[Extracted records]
## START

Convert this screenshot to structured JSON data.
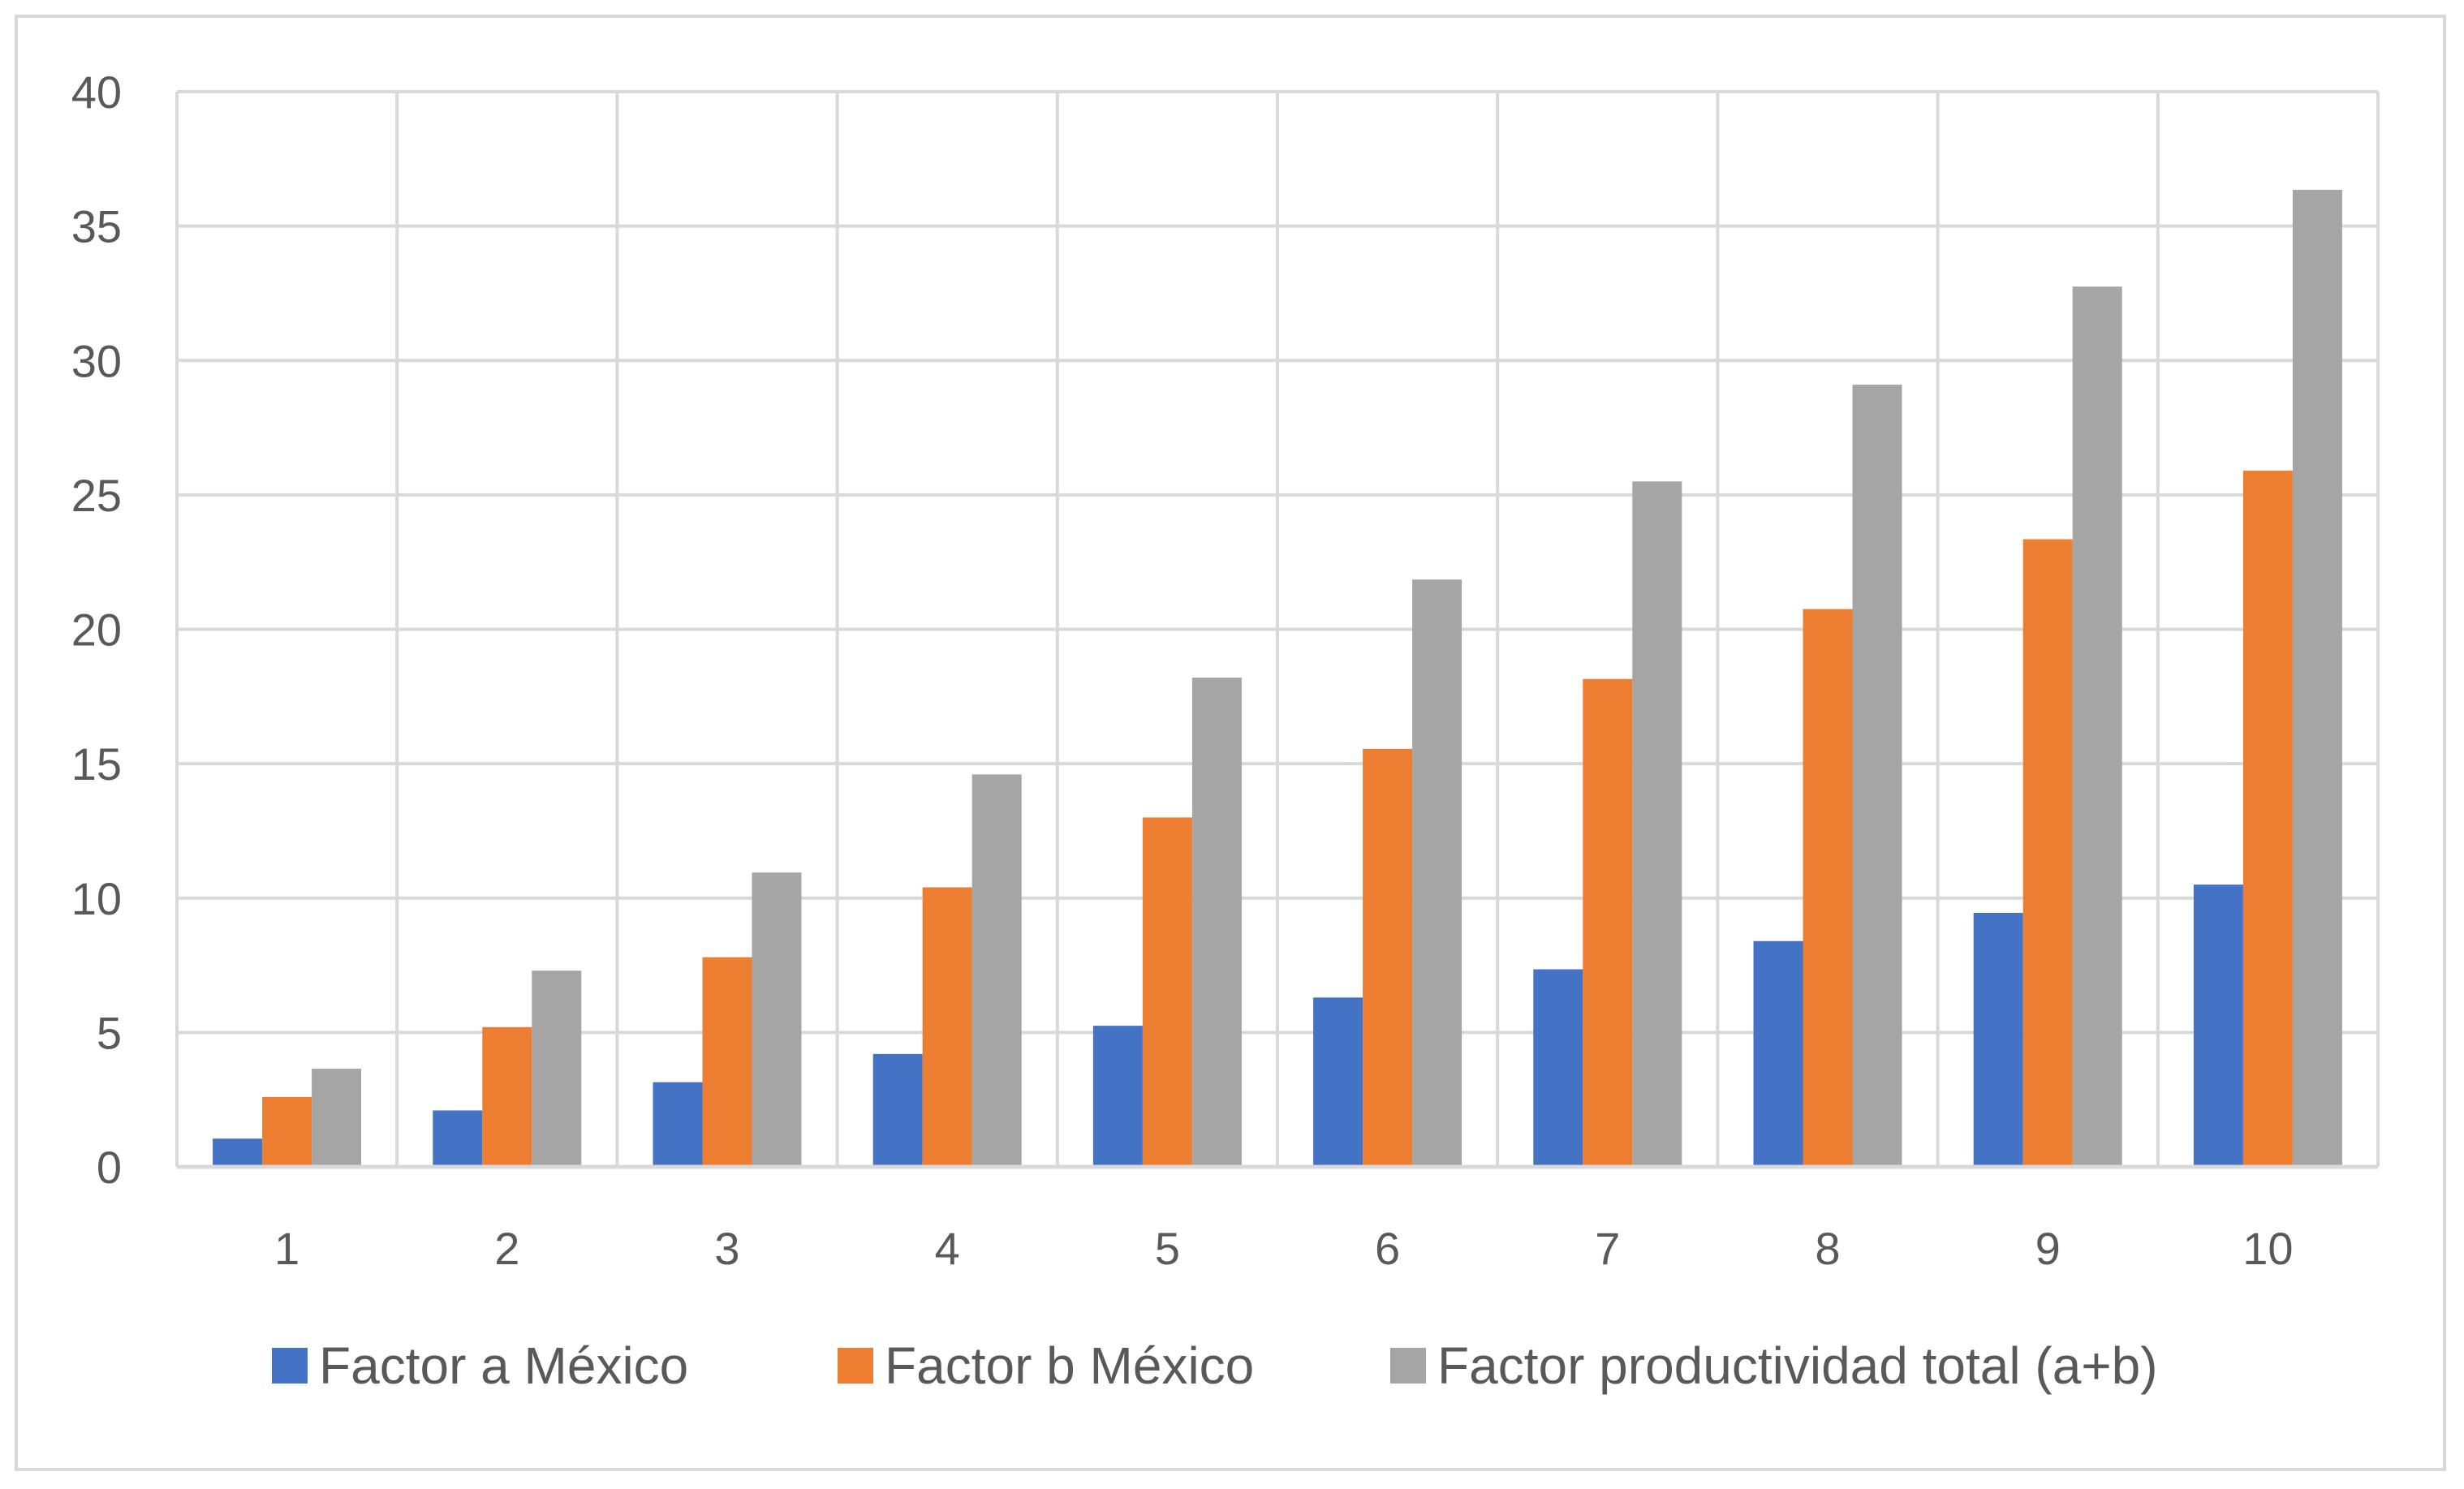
{
  "chart_data": {
    "type": "bar",
    "title": "",
    "xlabel": "",
    "ylabel": "",
    "categories": [
      "1",
      "2",
      "3",
      "4",
      "5",
      "6",
      "7",
      "8",
      "9",
      "10"
    ],
    "ylim": [
      0,
      40
    ],
    "yticks": [
      "0",
      "5",
      "10",
      "15",
      "20",
      "25",
      "30",
      "35",
      "40"
    ],
    "grid": true,
    "legend_position": "bottom",
    "series": [
      {
        "name": "Factor a México",
        "color": "#4472c4",
        "values": [
          1.05,
          2.1,
          3.15,
          4.2,
          5.25,
          6.3,
          7.35,
          8.4,
          9.45,
          10.5
        ]
      },
      {
        "name": "Factor b México",
        "color": "#ed7d31",
        "values": [
          2.6,
          5.2,
          7.8,
          10.4,
          13.0,
          15.55,
          18.15,
          20.75,
          23.35,
          25.9
        ]
      },
      {
        "name": "Factor productividad total (a+b)",
        "color": "#a5a5a5",
        "values": [
          3.65,
          7.3,
          10.95,
          14.6,
          18.2,
          21.85,
          25.5,
          29.1,
          32.75,
          36.35
        ]
      }
    ]
  }
}
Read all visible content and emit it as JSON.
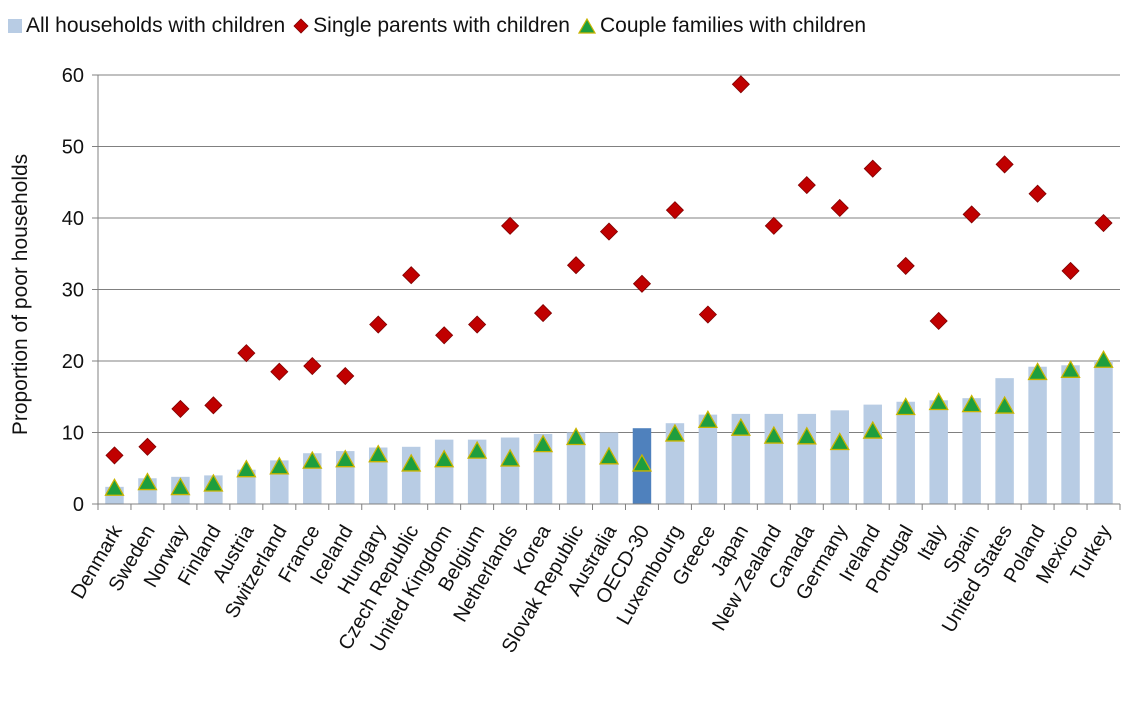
{
  "chart_data": {
    "type": "bar",
    "title": "",
    "xlabel": "",
    "ylabel": "Proportion of poor households",
    "ylim": [
      0,
      60
    ],
    "yticks": [
      0,
      10,
      20,
      30,
      40,
      50,
      60
    ],
    "grid": "horizontal",
    "legend_position": "top-left",
    "categories": [
      "Denmark",
      "Sweden",
      "Norway",
      "Finland",
      "Austria",
      "Switzerland",
      "France",
      "Iceland",
      "Hungary",
      "Czech Republic",
      "United Kingdom",
      "Belgium",
      "Netherlands",
      "Korea",
      "Slovak Republic",
      "Australia",
      "OECD-30",
      "Luxembourg",
      "Greece",
      "Japan",
      "New Zealand",
      "Canada",
      "Germany",
      "Ireland",
      "Portugal",
      "Italy",
      "Spain",
      "United States",
      "Poland",
      "Mexico",
      "Turkey"
    ],
    "highlight_category": "OECD-30",
    "series": [
      {
        "name": "All households with children",
        "kind": "bar",
        "color": "#b8cce4",
        "highlight_color": "#4f81bd",
        "values": [
          2.4,
          3.6,
          3.8,
          4.0,
          4.8,
          6.1,
          7.1,
          7.4,
          7.9,
          8.0,
          9.0,
          9.0,
          9.3,
          9.8,
          10.0,
          10.0,
          10.6,
          11.3,
          12.5,
          12.6,
          12.6,
          12.6,
          13.1,
          13.9,
          14.3,
          14.5,
          14.8,
          17.6,
          19.2,
          19.4,
          20.0
        ]
      },
      {
        "name": "Single parents with children",
        "kind": "diamond",
        "color": "#c00000",
        "values": [
          6.8,
          8.0,
          13.3,
          13.8,
          21.1,
          18.5,
          19.3,
          17.9,
          25.1,
          32.0,
          23.6,
          25.1,
          38.9,
          26.7,
          33.4,
          38.1,
          30.8,
          41.1,
          26.5,
          58.7,
          38.9,
          44.6,
          41.4,
          46.9,
          33.3,
          25.6,
          40.5,
          47.5,
          43.4,
          32.6,
          39.3
        ]
      },
      {
        "name": "Couple families with children",
        "kind": "triangle",
        "color": "#1e9e3e",
        "values": [
          2.2,
          3.0,
          2.3,
          2.8,
          4.8,
          5.2,
          6.0,
          6.2,
          6.9,
          5.6,
          6.2,
          7.4,
          6.3,
          8.3,
          9.3,
          6.6,
          5.6,
          9.8,
          11.7,
          10.6,
          9.5,
          9.4,
          8.6,
          10.2,
          13.5,
          14.2,
          13.9,
          13.7,
          18.4,
          18.7,
          20.1
        ]
      }
    ]
  }
}
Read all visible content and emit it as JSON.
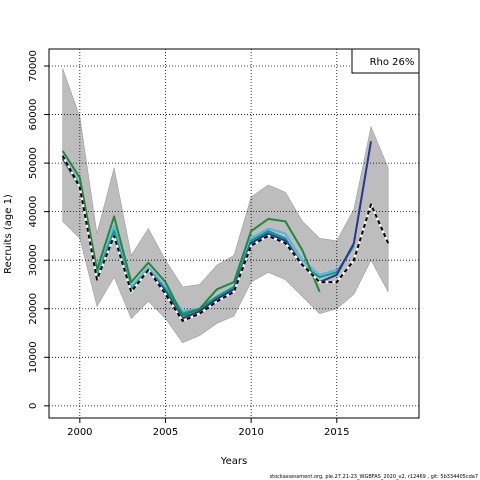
{
  "chart_data": {
    "type": "line",
    "title": "",
    "xlabel": "Years",
    "ylabel": "Recruits (age 1)",
    "xlim": [
      1998.2,
      2019.8
    ],
    "ylim": [
      -2500,
      73500
    ],
    "x_ticks": [
      2000,
      2005,
      2010,
      2015
    ],
    "x_tick_labels": [
      "2000",
      "2005",
      "2010",
      "2015"
    ],
    "y_ticks": [
      0,
      10000,
      20000,
      30000,
      40000,
      50000,
      60000,
      70000
    ],
    "y_tick_labels": [
      "0",
      "10000",
      "20000",
      "30000",
      "40000",
      "50000",
      "60000",
      "70000"
    ],
    "grid": "dotted at tick positions",
    "annotation": "Rho 26%",
    "annotation_position": "top-right",
    "footer": "stockassessment.org, ple.27.21-23_WGBFAS_2020_v2, r12469 , git: 5b334405cda7",
    "band_color": "#bdbdbd",
    "confidence_band": {
      "x": [
        1999,
        2000,
        2001,
        2002,
        2003,
        2004,
        2005,
        2006,
        2007,
        2008,
        2009,
        2010,
        2011,
        2012,
        2013,
        2014,
        2015,
        2016,
        2017,
        2018
      ],
      "upper": [
        69500,
        59500,
        35500,
        49000,
        31000,
        36500,
        30000,
        24500,
        25000,
        29000,
        31000,
        43000,
        45500,
        44000,
        38000,
        34500,
        34000,
        40500,
        57500,
        49000
      ],
      "lower": [
        38000,
        34500,
        20500,
        26500,
        18000,
        21500,
        18000,
        13000,
        14500,
        17000,
        18500,
        25500,
        27500,
        26000,
        22500,
        19000,
        20000,
        23000,
        30000,
        23500
      ]
    },
    "series": [
      {
        "color": "#56b4e9",
        "x": [
          1999,
          2000,
          2001,
          2002,
          2003,
          2004,
          2005,
          2006,
          2007,
          2008,
          2009,
          2010,
          2011,
          2012,
          2013,
          2014,
          2015
        ],
        "values": [
          51000,
          45500,
          27000,
          37000,
          24500,
          28500,
          24500,
          19500,
          20000,
          22500,
          24500,
          34500,
          36500,
          35500,
          30000,
          27000,
          28000
        ]
      },
      {
        "color": "#00a087",
        "x": [
          1999,
          2000,
          2001,
          2002,
          2003,
          2004,
          2005,
          2006,
          2007,
          2008,
          2009,
          2010,
          2011,
          2012,
          2013,
          2014,
          2015,
          2016
        ],
        "values": [
          51500,
          45500,
          26500,
          36000,
          24000,
          28000,
          24000,
          19000,
          20000,
          22500,
          24500,
          34000,
          36000,
          34500,
          29000,
          26500,
          27500,
          33000
        ]
      },
      {
        "color": "#283593",
        "x": [
          1999,
          2000,
          2001,
          2002,
          2003,
          2004,
          2005,
          2006,
          2007,
          2008,
          2009,
          2010,
          2011,
          2012,
          2013,
          2014,
          2015,
          2016,
          2017
        ],
        "values": [
          51000,
          45000,
          26000,
          35000,
          23500,
          28000,
          23500,
          18000,
          19500,
          22000,
          24000,
          33500,
          35500,
          34000,
          29000,
          25500,
          27000,
          33500,
          54500
        ]
      },
      {
        "color": "#1b8a3a",
        "x": [
          1999,
          2000,
          2001,
          2002,
          2003,
          2004,
          2005,
          2006,
          2007,
          2008,
          2009,
          2010,
          2011,
          2012,
          2013,
          2014
        ],
        "values": [
          52500,
          47000,
          28000,
          39000,
          25500,
          29500,
          25500,
          18500,
          20000,
          24000,
          25500,
          36000,
          38500,
          38000,
          32000,
          23500
        ]
      },
      {
        "color": "#000000",
        "dashed": true,
        "x": [
          1999,
          2000,
          2001,
          2002,
          2003,
          2004,
          2005,
          2006,
          2007,
          2008,
          2009,
          2010,
          2011,
          2012,
          2013,
          2014,
          2015,
          2016,
          2017,
          2018
        ],
        "values": [
          51500,
          45000,
          26000,
          35000,
          23500,
          28000,
          23000,
          17500,
          19000,
          21500,
          23500,
          33000,
          35000,
          33500,
          29000,
          25500,
          25500,
          30000,
          41500,
          33500
        ]
      }
    ]
  }
}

## END

Review the preceding data and report every line that includes the string "with".

        "name": "All households with children",
        "name": "Single parents with children",
        "name": "Couple families with children",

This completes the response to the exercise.